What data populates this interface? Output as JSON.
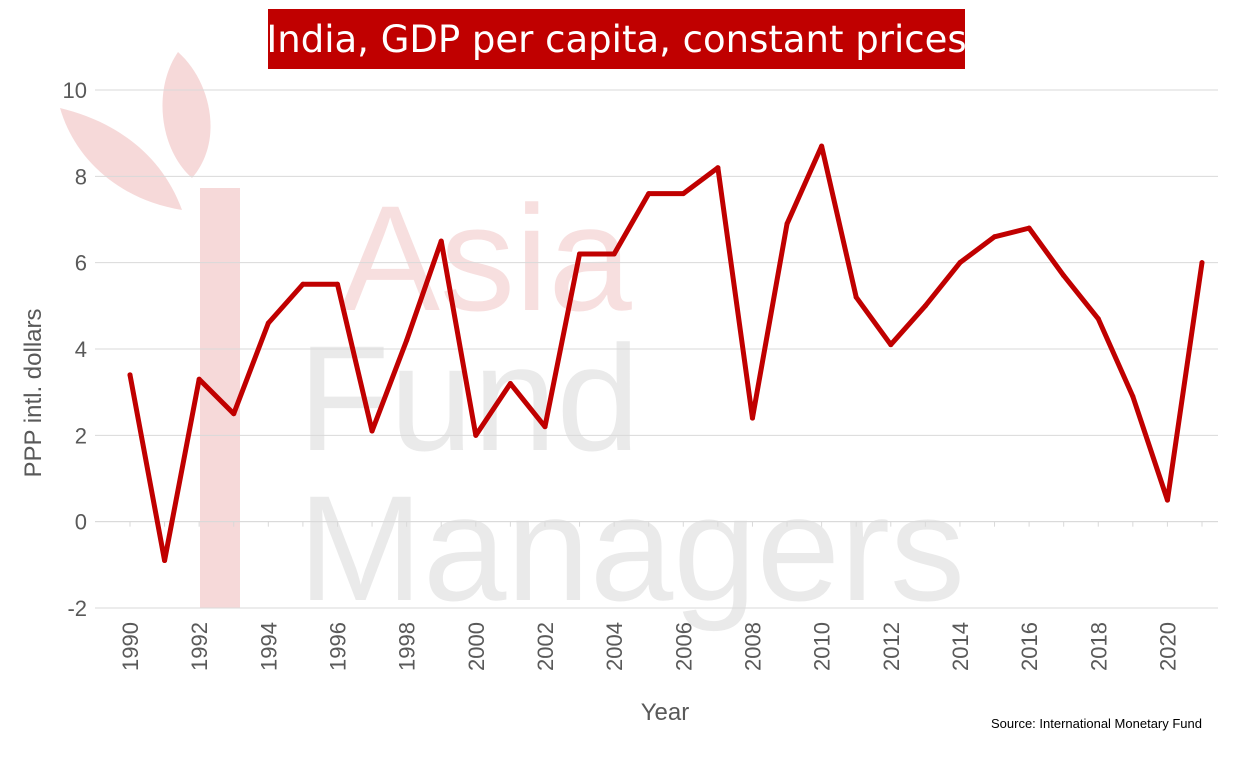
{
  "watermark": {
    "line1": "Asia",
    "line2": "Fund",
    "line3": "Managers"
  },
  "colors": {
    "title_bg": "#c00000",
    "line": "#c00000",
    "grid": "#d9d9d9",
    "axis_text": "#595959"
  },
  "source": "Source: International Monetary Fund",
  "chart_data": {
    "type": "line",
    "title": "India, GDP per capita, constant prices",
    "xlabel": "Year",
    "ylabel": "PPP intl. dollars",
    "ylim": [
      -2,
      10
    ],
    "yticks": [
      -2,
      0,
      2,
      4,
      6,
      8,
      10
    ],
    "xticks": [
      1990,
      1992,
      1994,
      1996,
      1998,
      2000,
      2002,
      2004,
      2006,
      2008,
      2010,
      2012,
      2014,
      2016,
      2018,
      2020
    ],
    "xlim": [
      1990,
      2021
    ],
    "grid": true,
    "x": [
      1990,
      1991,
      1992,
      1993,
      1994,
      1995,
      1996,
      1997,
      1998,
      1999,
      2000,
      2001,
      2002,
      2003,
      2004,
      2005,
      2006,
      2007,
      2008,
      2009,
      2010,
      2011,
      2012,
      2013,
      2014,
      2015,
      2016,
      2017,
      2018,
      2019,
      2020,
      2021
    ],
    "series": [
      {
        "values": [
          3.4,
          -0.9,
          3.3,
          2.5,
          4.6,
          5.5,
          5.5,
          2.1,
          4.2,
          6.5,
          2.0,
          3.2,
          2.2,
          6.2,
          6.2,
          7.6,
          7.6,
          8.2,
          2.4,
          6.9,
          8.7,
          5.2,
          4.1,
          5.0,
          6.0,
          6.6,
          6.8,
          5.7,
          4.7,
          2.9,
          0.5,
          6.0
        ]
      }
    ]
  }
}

* * *

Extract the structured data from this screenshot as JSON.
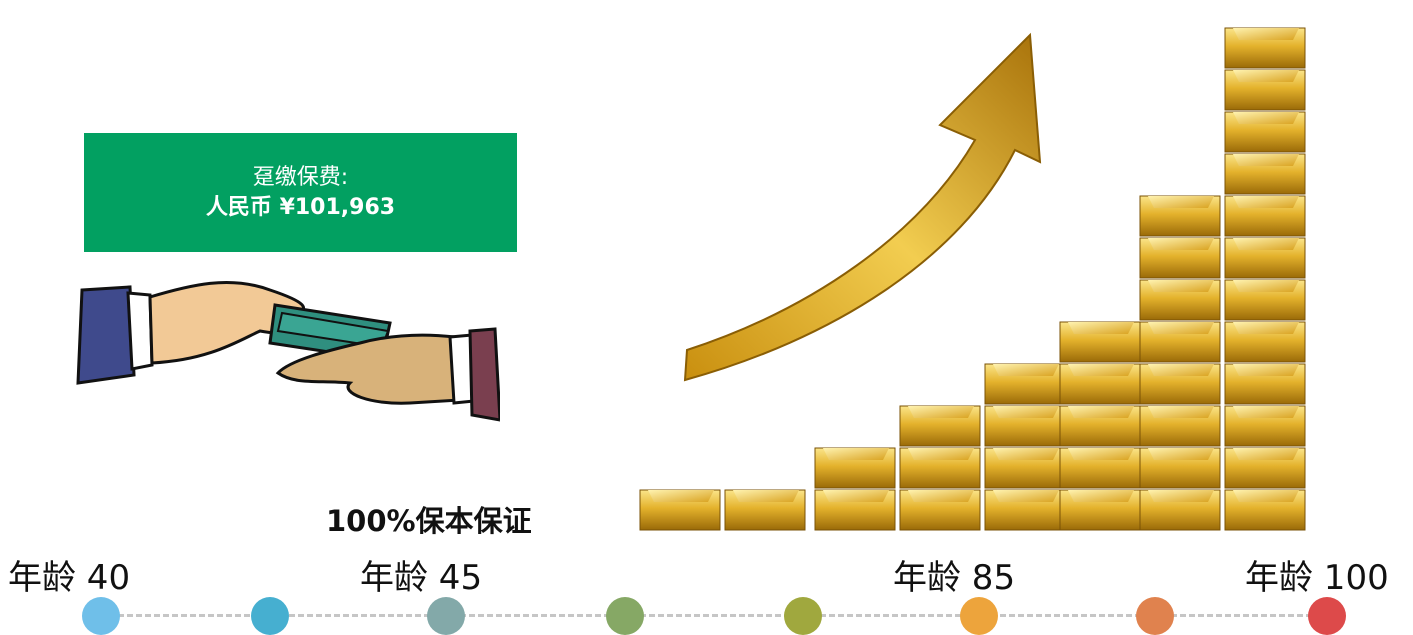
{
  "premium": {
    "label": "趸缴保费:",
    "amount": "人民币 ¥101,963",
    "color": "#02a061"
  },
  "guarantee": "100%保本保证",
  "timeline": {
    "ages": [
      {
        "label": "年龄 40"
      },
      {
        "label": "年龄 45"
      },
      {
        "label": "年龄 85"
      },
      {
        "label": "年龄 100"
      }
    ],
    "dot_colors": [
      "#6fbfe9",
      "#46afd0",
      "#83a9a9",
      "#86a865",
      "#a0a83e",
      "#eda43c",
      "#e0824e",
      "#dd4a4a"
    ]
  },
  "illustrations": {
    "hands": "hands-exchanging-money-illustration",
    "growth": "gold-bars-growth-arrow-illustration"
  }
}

**Instruction**
Look through the records and gather each line with the word "Fund".

**Response for this exercise**
    "line2": "Fund",
  "source": "Source: International Monetary Fund",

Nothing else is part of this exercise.